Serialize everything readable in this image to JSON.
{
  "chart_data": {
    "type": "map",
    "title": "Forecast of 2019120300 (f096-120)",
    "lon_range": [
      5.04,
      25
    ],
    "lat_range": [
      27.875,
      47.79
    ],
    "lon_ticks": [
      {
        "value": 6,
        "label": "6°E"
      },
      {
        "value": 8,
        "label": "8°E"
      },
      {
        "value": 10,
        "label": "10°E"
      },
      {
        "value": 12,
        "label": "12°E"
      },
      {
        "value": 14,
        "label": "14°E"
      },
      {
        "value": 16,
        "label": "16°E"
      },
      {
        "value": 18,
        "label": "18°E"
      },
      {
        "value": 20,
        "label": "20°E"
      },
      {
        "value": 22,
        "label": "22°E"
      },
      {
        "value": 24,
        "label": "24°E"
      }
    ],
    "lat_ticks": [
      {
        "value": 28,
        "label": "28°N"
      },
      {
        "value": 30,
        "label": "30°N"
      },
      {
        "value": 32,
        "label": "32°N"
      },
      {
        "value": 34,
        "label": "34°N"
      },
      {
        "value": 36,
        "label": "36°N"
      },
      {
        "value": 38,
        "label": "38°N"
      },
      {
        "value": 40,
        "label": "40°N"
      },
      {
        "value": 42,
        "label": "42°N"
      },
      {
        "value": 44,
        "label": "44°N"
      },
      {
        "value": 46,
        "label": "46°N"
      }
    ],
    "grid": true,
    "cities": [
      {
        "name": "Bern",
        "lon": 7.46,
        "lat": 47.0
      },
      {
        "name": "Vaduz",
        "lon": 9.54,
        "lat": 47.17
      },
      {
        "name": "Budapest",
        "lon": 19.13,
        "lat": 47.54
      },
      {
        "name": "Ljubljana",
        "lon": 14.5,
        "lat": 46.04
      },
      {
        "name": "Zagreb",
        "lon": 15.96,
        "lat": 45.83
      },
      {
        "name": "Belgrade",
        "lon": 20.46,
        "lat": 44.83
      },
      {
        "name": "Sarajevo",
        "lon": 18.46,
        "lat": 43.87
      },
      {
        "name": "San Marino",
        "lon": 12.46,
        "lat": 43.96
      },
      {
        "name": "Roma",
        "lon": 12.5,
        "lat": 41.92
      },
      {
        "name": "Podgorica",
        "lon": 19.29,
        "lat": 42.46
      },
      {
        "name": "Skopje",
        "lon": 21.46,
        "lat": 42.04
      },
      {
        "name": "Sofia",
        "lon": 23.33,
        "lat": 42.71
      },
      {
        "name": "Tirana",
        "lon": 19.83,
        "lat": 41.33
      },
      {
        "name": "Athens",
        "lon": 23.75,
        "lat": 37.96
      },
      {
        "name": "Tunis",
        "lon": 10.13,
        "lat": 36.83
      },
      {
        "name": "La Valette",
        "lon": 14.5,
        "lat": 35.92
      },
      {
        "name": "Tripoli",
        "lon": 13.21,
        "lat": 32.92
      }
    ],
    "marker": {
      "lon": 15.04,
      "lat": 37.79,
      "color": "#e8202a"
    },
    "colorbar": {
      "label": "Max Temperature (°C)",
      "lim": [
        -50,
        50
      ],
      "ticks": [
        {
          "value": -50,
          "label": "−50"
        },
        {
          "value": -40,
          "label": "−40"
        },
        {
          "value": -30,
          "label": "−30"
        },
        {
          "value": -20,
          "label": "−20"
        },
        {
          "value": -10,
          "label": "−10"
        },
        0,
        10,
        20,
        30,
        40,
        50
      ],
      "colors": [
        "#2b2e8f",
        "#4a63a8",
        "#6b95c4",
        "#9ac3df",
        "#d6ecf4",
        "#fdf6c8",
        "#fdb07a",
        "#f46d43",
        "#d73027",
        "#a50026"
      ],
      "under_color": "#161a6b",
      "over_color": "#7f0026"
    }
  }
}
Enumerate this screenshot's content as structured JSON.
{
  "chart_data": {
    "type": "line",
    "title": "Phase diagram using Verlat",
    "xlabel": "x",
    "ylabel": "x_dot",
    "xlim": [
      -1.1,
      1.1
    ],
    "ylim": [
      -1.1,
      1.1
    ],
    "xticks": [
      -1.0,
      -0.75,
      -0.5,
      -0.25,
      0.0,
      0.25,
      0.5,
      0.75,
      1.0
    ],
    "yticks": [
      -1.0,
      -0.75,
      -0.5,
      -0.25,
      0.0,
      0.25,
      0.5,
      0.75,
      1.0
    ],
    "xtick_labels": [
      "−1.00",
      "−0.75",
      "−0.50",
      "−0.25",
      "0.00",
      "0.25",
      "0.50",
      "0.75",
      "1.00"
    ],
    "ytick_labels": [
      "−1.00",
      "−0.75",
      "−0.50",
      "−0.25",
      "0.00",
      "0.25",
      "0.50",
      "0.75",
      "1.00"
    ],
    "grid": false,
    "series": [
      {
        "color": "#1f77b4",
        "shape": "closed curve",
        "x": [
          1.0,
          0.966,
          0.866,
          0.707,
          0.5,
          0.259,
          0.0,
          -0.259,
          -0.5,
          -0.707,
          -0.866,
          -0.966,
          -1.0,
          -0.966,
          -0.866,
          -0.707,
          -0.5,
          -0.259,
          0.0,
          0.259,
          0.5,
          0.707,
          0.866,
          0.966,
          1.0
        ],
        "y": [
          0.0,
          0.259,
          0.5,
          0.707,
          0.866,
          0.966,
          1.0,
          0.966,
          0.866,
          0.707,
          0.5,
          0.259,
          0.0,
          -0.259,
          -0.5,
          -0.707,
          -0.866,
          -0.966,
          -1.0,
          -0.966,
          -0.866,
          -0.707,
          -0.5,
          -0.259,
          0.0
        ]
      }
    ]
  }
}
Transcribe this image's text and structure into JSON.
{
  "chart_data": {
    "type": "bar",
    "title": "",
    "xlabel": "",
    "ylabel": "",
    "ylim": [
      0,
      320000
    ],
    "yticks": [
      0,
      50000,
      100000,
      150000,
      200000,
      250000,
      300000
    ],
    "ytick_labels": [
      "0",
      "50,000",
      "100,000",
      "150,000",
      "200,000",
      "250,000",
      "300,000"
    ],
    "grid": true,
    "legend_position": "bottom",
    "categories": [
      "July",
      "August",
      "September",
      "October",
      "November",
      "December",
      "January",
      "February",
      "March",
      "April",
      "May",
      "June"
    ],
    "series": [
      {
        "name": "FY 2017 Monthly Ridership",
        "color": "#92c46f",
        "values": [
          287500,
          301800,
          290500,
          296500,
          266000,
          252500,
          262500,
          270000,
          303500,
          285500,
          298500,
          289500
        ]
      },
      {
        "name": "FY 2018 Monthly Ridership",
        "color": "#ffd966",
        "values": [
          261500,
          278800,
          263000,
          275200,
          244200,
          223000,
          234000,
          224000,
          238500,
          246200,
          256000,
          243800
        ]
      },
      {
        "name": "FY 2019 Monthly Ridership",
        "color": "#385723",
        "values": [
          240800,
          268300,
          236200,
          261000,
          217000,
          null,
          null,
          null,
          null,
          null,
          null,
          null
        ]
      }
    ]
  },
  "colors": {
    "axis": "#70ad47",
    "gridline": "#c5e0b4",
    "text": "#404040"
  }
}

____________

__Requirements__
Extract all of the data above without altering anything.

__Right answer__
Serialize everything readable in this image to JSON.
{
  "chart_data": {
    "type": "map",
    "title": "Forecast of 2019120300 (f096-120)",
    "lon_range": [
      5.04,
      25
    ],
    "lat_range": [
      27.875,
      47.79
    ],
    "lon_ticks": [
      {
        "value": 6,
        "label": "6°E"
      },
      {
        "value": 8,
        "label": "8°E"
      },
      {
        "value": 10,
        "label": "10°E"
      },
      {
        "value": 12,
        "label": "12°E"
      },
      {
        "value": 14,
        "label": "14°E"
      },
      {
        "value": 16,
        "label": "16°E"
      },
      {
        "value": 18,
        "label": "18°E"
      },
      {
        "value": 20,
        "label": "20°E"
      },
      {
        "value": 22,
        "label": "22°E"
      },
      {
        "value": 24,
        "label": "24°E"
      }
    ],
    "lat_ticks": [
      {
        "value": 28,
        "label": "28°N"
      },
      {
        "value": 30,
        "label": "30°N"
      },
      {
        "value": 32,
        "label": "32°N"
      },
      {
        "value": 34,
        "label": "34°N"
      },
      {
        "value": 36,
        "label": "36°N"
      },
      {
        "value": 38,
        "label": "38°N"
      },
      {
        "value": 40,
        "label": "40°N"
      },
      {
        "value": 42,
        "label": "42°N"
      },
      {
        "value": 44,
        "label": "44°N"
      },
      {
        "value": 46,
        "label": "46°N"
      }
    ],
    "grid": true,
    "cities": [
      {
        "name": "Bern",
        "lon": 7.46,
        "lat": 47.0
      },
      {
        "name": "Vaduz",
        "lon": 9.54,
        "lat": 47.17
      },
      {
        "name": "Budapest",
        "lon": 19.13,
        "lat": 47.54
      },
      {
        "name": "Ljubljana",
        "lon": 14.5,
        "lat": 46.04
      },
      {
        "name": "Zagreb",
        "lon": 15.96,
        "lat": 45.83
      },
      {
        "name": "Belgrade",
        "lon": 20.46,
        "lat": 44.83
      },
      {
        "name": "Sarajevo",
        "lon": 18.46,
        "lat": 43.87
      },
      {
        "name": "San Marino",
        "lon": 12.46,
        "lat": 43.96
      },
      {
        "name": "Roma",
        "lon": 12.5,
        "lat": 41.92
      },
      {
        "name": "Podgorica",
        "lon": 19.29,
        "lat": 42.46
      },
      {
        "name": "Skopje",
        "lon": 21.46,
        "lat": 42.04
      },
      {
        "name": "Sofia",
        "lon": 23.33,
        "lat": 42.71
      },
      {
        "name": "Tirana",
        "lon": 19.83,
        "lat": 41.33
      },
      {
        "name": "Athens",
        "lon": 23.75,
        "lat": 37.96
      },
      {
        "name": "Tunis",
        "lon": 10.13,
        "lat": 36.83
      },
      {
        "name": "La Valette",
        "lon": 14.5,
        "lat": 35.92
      },
      {
        "name": "Tripoli",
        "lon": 13.21,
        "lat": 32.92
      }
    ],
    "marker": {
      "lon": 15.04,
      "lat": 37.79,
      "color": "#e8202a"
    },
    "colorbar": {
      "label": "Max Temperature (°C)",
      "lim": [
        -50,
        50
      ],
      "ticks": [
        {
          "value": -50,
          "label": "−50"
        },
        {
          "value": -40,
          "label": "−40"
        },
        {
          "value": -30,
          "label": "−30"
        },
        {
          "value": -20,
          "label": "−20"
        },
        {
          "value": -10,
          "label": "−10"
        },
        0,
        10,
        20,
        30,
        40,
        50
      ],
      "colors": [
        "#2b2e8f",
        "#4a63a8",
        "#6b95c4",
        "#9ac3df",
        "#d6ecf4",
        "#fdf6c8",
        "#fdb07a",
        "#f46d43",
        "#d73027",
        "#a50026"
      ],
      "under_color": "#161a6b",
      "over_color": "#7f0026"
    }
  }
}
Enumerate this screenshot's content as structured JSON.
{
  "chart_data": {
    "type": "line",
    "title": "Phase diagram using Verlat",
    "xlabel": "x",
    "ylabel": "x_dot",
    "xlim": [
      -1.1,
      1.1
    ],
    "ylim": [
      -1.1,
      1.1
    ],
    "xticks": [
      -1.0,
      -0.75,
      -0.5,
      -0.25,
      0.0,
      0.25,
      0.5,
      0.75,
      1.0
    ],
    "yticks": [
      -1.0,
      -0.75,
      -0.5,
      -0.25,
      0.0,
      0.25,
      0.5,
      0.75,
      1.0
    ],
    "xtick_labels": [
      "−1.00",
      "−0.75",
      "−0.50",
      "−0.25",
      "0.00",
      "0.25",
      "0.50",
      "0.75",
      "1.00"
    ],
    "ytick_labels": [
      "−1.00",
      "−0.75",
      "−0.50",
      "−0.25",
      "0.00",
      "0.25",
      "0.50",
      "0.75",
      "1.00"
    ],
    "grid": false,
    "series": [
      {
        "color": "#1f77b4",
        "shape": "closed curve",
        "x": [
          1.0,
          0.966,
          0.866,
          0.707,
          0.5,
          0.259,
          0.0,
          -0.259,
          -0.5,
          -0.707,
          -0.866,
          -0.966,
          -1.0,
          -0.966,
          -0.866,
          -0.707,
          -0.5,
          -0.259,
          0.0,
          0.259,
          0.5,
          0.707,
          0.866,
          0.966,
          1.0
        ],
        "y": [
          0.0,
          0.259,
          0.5,
          0.707,
          0.866,
          0.966,
          1.0,
          0.966,
          0.866,
          0.707,
          0.5,
          0.259,
          0.0,
          -0.259,
          -0.5,
          -0.707,
          -0.866,
          -0.966,
          -1.0,
          -0.966,
          -0.866,
          -0.707,
          -0.5,
          -0.259,
          0.0
        ]
      }
    ]
  }
}
Transcribe this image's text and structure into JSON.
{
  "chart_data": {
    "type": "bar",
    "title": "",
    "xlabel": "",
    "ylabel": "",
    "ylim": [
      0,
      320000
    ],
    "yticks": [
      0,
      50000,
      100000,
      150000,
      200000,
      250000,
      300000
    ],
    "ytick_labels": [
      "0",
      "50,000",
      "100,000",
      "150,000",
      "200,000",
      "250,000",
      "300,000"
    ],
    "grid": true,
    "legend_position": "bottom",
    "categories": [
      "July",
      "August",
      "September",
      "October",
      "November",
      "December",
      "January",
      "February",
      "March",
      "April",
      "May",
      "June"
    ],
    "series": [
      {
        "name": "FY 2017 Monthly Ridership",
        "color": "#92c46f",
        "values": [
          287500,
          301800,
          290500,
          296500,
          266000,
          252500,
          262500,
          270000,
          303500,
          285500,
          298500,
          289500
        ]
      },
      {
        "name": "FY 2018 Monthly Ridership",
        "color": "#ffd966",
        "values": [
          261500,
          278800,
          263000,
          275200,
          244200,
          223000,
          234000,
          224000,
          238500,
          246200,
          256000,
          243800
        ]
      },
      {
        "name": "FY 2019 Monthly Ridership",
        "color": "#385723",
        "values": [
          240800,
          268300,
          236200,
          261000,
          217000,
          null,
          null,
          null,
          null,
          null,
          null,
          null
        ]
      }
    ]
  },
  "colors": {
    "axis": "#70ad47",
    "gridline": "#c5e0b4",
    "text": "#404040"
  }
}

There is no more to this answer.